● **Required work**
Extract each line containing the string "Success".

● **Stored data**

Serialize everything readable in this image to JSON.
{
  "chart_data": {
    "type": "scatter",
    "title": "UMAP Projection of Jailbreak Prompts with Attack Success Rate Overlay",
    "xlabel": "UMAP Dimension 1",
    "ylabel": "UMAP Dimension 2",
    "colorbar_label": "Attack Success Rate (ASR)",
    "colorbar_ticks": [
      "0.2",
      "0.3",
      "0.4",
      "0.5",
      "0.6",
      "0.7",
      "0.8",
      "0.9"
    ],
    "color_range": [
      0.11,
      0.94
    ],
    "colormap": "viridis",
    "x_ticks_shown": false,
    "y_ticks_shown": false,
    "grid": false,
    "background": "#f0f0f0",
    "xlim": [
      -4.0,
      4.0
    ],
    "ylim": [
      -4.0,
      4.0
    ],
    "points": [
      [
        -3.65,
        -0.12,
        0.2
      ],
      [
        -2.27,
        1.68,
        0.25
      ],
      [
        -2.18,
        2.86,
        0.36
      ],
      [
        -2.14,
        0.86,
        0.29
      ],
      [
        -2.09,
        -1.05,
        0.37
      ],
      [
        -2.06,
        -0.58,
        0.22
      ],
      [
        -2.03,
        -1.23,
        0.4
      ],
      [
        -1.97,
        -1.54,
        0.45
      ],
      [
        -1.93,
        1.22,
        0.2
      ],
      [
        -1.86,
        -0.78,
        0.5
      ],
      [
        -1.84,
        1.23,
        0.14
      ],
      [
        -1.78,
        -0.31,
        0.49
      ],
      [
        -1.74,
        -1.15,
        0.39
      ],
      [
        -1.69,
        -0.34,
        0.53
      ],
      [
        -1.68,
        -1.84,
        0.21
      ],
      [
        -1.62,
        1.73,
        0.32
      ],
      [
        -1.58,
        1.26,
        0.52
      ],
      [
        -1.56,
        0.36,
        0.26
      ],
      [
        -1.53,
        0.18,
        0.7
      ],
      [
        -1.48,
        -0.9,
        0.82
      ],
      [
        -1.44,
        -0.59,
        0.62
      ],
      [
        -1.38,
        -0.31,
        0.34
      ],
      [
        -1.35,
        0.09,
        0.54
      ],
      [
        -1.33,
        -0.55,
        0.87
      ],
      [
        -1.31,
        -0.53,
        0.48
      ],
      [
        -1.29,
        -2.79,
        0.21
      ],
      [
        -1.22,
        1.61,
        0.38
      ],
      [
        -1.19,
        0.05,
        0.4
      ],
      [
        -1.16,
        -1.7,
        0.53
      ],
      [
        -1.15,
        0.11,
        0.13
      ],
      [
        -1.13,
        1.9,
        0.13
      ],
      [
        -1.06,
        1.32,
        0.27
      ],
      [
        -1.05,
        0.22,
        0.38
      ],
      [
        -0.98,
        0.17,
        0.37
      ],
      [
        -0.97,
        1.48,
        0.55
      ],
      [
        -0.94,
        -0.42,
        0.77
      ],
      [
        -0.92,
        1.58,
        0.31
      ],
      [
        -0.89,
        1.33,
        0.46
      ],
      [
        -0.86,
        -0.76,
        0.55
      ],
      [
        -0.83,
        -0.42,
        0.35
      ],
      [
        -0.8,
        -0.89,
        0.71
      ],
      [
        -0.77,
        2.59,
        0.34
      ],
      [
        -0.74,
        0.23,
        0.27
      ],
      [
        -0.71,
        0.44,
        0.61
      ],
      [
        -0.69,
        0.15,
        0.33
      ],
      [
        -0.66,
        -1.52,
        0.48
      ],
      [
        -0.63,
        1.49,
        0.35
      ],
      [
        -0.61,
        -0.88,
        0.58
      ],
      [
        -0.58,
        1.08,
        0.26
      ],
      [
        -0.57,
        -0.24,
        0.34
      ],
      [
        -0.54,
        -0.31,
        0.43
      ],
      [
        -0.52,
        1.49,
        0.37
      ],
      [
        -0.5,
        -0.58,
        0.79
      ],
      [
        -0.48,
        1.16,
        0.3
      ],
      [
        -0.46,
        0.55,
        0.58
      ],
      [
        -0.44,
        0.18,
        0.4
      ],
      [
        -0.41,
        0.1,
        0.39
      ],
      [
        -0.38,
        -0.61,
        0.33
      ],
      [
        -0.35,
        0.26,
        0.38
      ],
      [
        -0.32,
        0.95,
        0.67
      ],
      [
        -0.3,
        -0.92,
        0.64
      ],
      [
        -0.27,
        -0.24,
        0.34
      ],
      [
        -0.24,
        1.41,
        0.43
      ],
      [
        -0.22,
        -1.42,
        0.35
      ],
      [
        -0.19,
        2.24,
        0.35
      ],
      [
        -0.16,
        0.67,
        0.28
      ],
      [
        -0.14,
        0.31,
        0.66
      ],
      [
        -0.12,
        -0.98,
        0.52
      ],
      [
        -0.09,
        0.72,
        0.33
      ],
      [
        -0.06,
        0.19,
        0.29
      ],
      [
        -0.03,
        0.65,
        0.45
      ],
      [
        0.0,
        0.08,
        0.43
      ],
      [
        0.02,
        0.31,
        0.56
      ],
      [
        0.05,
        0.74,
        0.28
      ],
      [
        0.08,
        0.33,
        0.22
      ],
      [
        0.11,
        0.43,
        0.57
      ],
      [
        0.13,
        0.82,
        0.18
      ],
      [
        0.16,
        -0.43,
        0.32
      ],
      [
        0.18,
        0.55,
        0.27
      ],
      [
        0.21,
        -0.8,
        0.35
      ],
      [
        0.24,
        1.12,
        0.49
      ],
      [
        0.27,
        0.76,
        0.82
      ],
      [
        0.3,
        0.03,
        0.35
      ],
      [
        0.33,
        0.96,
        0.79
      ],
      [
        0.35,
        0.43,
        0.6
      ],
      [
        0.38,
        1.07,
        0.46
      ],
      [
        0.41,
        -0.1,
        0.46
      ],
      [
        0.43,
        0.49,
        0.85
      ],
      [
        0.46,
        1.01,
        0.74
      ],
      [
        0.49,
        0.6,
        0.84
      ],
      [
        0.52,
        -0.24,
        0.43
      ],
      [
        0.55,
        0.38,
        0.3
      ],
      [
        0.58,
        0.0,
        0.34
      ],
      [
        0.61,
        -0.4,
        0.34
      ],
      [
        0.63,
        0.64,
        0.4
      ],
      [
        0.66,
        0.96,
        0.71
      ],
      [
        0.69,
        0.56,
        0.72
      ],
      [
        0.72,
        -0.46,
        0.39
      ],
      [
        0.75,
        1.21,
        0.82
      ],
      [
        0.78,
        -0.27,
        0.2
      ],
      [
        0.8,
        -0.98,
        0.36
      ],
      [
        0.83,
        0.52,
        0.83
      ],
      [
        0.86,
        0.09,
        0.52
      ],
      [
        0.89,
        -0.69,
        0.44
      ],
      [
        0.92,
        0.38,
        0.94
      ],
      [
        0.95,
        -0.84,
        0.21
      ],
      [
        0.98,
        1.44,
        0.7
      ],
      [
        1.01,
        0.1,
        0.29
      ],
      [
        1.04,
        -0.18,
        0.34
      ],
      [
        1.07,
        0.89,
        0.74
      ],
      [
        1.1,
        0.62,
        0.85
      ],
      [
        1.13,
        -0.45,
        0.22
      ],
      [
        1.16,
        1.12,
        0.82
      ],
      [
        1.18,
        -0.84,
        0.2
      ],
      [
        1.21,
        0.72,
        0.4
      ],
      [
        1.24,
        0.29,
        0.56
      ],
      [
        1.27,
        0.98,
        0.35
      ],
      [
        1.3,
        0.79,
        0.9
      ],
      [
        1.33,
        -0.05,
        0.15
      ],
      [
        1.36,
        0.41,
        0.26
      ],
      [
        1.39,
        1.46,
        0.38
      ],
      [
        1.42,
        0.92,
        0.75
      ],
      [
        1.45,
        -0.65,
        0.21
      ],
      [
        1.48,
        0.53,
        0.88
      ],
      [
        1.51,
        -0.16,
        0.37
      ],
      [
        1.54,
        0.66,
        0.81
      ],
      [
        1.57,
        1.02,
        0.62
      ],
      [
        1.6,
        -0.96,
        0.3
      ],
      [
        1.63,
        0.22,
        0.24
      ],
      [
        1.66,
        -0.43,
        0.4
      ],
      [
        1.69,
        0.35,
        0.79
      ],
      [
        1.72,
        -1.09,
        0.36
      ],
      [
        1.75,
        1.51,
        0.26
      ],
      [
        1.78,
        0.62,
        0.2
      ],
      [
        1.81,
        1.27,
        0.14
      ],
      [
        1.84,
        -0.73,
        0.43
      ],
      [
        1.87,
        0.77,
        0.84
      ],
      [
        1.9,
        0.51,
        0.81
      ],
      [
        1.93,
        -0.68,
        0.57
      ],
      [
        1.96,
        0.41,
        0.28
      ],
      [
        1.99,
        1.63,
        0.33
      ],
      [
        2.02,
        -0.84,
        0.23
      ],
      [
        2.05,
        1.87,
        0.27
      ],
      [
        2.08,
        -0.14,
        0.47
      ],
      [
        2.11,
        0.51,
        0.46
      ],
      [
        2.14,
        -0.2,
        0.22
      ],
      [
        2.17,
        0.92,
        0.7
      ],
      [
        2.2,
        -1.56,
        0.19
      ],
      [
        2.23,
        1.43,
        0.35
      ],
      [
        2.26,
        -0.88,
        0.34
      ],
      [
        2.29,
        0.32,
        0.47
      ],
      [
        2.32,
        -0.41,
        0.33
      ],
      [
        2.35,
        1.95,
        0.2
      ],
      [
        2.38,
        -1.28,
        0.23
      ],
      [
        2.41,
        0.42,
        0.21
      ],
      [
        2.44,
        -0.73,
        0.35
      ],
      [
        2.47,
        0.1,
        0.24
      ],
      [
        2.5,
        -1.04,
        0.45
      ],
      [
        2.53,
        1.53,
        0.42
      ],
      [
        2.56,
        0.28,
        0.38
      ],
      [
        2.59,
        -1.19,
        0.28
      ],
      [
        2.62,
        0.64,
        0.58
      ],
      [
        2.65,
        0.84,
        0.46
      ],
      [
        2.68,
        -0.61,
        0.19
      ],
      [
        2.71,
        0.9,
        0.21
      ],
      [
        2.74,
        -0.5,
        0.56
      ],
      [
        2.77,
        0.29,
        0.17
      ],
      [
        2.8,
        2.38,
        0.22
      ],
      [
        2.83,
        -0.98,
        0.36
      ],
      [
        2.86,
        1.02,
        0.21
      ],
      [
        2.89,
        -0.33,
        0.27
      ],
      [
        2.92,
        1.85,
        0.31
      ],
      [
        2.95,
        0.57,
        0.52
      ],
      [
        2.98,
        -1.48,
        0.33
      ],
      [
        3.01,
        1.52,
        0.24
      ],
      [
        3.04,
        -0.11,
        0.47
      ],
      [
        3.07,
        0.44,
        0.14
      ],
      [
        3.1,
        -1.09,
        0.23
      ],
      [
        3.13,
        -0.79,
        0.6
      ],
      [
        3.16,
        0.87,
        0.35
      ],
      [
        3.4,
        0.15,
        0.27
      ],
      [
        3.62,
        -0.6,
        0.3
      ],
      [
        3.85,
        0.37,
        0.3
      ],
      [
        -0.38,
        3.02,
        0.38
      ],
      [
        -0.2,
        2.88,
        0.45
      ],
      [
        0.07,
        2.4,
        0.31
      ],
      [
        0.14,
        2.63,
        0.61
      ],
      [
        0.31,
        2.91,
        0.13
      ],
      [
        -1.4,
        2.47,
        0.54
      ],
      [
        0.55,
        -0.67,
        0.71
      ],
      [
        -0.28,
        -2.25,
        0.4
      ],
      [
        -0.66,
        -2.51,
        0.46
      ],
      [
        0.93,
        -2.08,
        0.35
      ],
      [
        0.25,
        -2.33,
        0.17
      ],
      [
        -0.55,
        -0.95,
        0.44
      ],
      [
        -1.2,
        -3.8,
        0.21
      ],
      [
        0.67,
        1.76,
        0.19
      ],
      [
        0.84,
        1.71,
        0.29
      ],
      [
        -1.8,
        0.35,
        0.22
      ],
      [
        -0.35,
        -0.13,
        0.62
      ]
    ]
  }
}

● **Solution to the problem**
    "title": "UMAP Projection of Jailbreak Prompts with Attack Success Rate Overlay",
    "colorbar_label": "Attack Success Rate (ASR)",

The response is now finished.